» Problem: Answer with nothing but a number: how many lines include the word "勝ちトレード"?

» Raw records:

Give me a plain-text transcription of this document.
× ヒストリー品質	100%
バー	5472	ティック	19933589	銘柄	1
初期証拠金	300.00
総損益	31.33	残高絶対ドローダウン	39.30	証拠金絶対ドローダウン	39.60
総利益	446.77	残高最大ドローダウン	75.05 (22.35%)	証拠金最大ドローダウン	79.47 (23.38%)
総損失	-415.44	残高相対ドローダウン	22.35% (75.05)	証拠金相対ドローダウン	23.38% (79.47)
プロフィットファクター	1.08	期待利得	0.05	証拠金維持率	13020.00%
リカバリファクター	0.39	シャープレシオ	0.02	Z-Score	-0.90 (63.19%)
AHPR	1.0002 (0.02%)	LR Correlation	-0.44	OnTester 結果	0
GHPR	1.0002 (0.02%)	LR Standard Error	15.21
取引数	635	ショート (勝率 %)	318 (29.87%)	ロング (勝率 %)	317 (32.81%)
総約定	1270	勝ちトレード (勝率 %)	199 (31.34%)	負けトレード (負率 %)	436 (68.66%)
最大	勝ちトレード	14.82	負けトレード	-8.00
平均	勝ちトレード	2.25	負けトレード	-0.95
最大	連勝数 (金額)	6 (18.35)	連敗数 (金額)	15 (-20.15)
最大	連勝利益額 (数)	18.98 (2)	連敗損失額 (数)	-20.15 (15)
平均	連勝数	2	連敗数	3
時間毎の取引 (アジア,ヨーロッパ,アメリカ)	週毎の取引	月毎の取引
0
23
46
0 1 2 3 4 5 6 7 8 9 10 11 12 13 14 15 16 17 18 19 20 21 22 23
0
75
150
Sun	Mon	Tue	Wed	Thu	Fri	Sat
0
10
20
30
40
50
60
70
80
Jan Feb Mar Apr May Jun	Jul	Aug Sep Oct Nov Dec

» Solution to this problem: 3